YOUR OBJECTIVE: Work out the number of lines in the listing that include the string "name". Reply with that number alone.

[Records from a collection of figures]
— START —

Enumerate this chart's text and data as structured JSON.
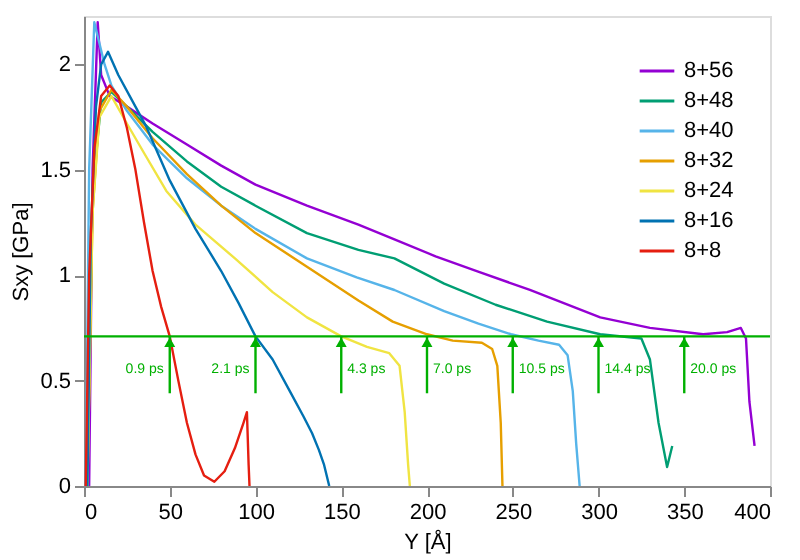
{
  "chart_data": {
    "type": "line",
    "xlabel": "Y [Å]",
    "ylabel": "Sxy [GPa]",
    "xlim": [
      0,
      400
    ],
    "ylim": [
      0,
      2.23
    ],
    "xticks": [
      0,
      50,
      100,
      150,
      200,
      250,
      300,
      350,
      400
    ],
    "yticks": [
      0,
      0.5,
      1,
      1.5,
      2
    ],
    "grid": false,
    "legend": "top right",
    "marker": "none",
    "line_style": "solid",
    "series": [
      {
        "name": "8+56",
        "color": "#9400d3",
        "x": [
          3,
          5,
          8,
          10,
          15,
          25,
          40,
          60,
          80,
          100,
          130,
          160,
          181,
          205,
          229,
          260,
          301,
          330,
          361,
          375,
          383,
          386,
          388,
          391
        ],
        "values": [
          0,
          1.5,
          2.2,
          1.95,
          1.85,
          1.8,
          1.72,
          1.62,
          1.52,
          1.43,
          1.33,
          1.24,
          1.17,
          1.09,
          1.02,
          0.93,
          0.8,
          0.75,
          0.72,
          0.73,
          0.75,
          0.7,
          0.4,
          0.19
        ]
      },
      {
        "name": "8+48",
        "color": "#009e73",
        "x": [
          2,
          5,
          10,
          16,
          25,
          40,
          60,
          80,
          100,
          130,
          160,
          181,
          210,
          240,
          270,
          301,
          325,
          330,
          335,
          340,
          343
        ],
        "values": [
          0,
          1.4,
          1.82,
          1.87,
          1.8,
          1.68,
          1.54,
          1.42,
          1.33,
          1.2,
          1.12,
          1.08,
          0.96,
          0.86,
          0.78,
          0.72,
          0.7,
          0.6,
          0.3,
          0.09,
          0.19
        ]
      },
      {
        "name": "8+40",
        "color": "#56b4e9",
        "x": [
          1,
          3,
          6,
          12,
          16,
          25,
          40,
          60,
          80,
          100,
          130,
          159,
          181,
          210,
          230,
          249,
          265,
          277,
          282,
          285,
          287,
          289
        ],
        "values": [
          0,
          1.5,
          2.2,
          2.0,
          1.9,
          1.78,
          1.62,
          1.46,
          1.33,
          1.22,
          1.08,
          0.99,
          0.93,
          0.83,
          0.77,
          0.72,
          0.69,
          0.67,
          0.62,
          0.45,
          0.2,
          0
        ]
      },
      {
        "name": "8+32",
        "color": "#e69f00",
        "x": [
          2,
          5,
          9,
          16,
          25,
          40,
          60,
          80,
          100,
          132,
          160,
          180,
          200,
          215,
          232,
          238,
          241,
          243,
          244
        ],
        "values": [
          0,
          1.3,
          1.78,
          1.88,
          1.8,
          1.65,
          1.48,
          1.33,
          1.2,
          1.03,
          0.88,
          0.78,
          0.72,
          0.69,
          0.68,
          0.65,
          0.57,
          0.3,
          0
        ]
      },
      {
        "name": "8+24",
        "color": "#f0e442",
        "x": [
          2,
          5,
          9,
          16,
          25,
          35,
          48,
          65,
          88,
          110,
          130,
          150,
          165,
          178,
          184,
          187,
          189,
          190
        ],
        "values": [
          0,
          1.3,
          1.75,
          1.85,
          1.72,
          1.58,
          1.4,
          1.24,
          1.08,
          0.92,
          0.8,
          0.71,
          0.66,
          0.63,
          0.57,
          0.35,
          0.1,
          0
        ]
      },
      {
        "name": "8+16",
        "color": "#0072b2",
        "x": [
          2,
          4,
          7,
          10,
          14,
          20,
          30,
          36,
          50,
          65,
          80,
          90,
          100,
          110,
          120,
          128,
          133,
          137,
          140,
          143
        ],
        "values": [
          0,
          1.2,
          1.8,
          2.0,
          2.06,
          1.95,
          1.8,
          1.71,
          1.45,
          1.22,
          1.02,
          0.87,
          0.71,
          0.6,
          0.45,
          0.33,
          0.25,
          0.17,
          0.1,
          0
        ]
      },
      {
        "name": "8+8",
        "color": "#e51e10",
        "x": [
          1,
          3,
          6,
          10,
          15,
          20,
          25,
          30,
          35,
          40,
          45,
          50,
          55,
          60,
          65,
          70,
          76,
          82,
          88,
          93,
          95,
          96,
          96.5
        ],
        "values": [
          0,
          1.0,
          1.6,
          1.85,
          1.9,
          1.85,
          1.7,
          1.5,
          1.25,
          1.02,
          0.85,
          0.71,
          0.5,
          0.3,
          0.15,
          0.05,
          0.02,
          0.07,
          0.18,
          0.3,
          0.35,
          0.1,
          0
        ]
      }
    ],
    "ref_lines": [
      {
        "axis": "y",
        "value": 0.71,
        "color": "#00b000"
      }
    ],
    "annotations": [
      {
        "text": "0.9 ps",
        "x": 50,
        "y": 0.71
      },
      {
        "text": "2.1 ps",
        "x": 100,
        "y": 0.71
      },
      {
        "text": "4.3 ps",
        "x": 150,
        "y": 0.71
      },
      {
        "text": "7.0 ps",
        "x": 200,
        "y": 0.71
      },
      {
        "text": "10.5 ps",
        "x": 250,
        "y": 0.71
      },
      {
        "text": "14.4 ps",
        "x": 300,
        "y": 0.71
      },
      {
        "text": "20.0 ps",
        "x": 350,
        "y": 0.71
      }
    ]
  }
}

— END —

OUTPUT FOR THIS TASK: 7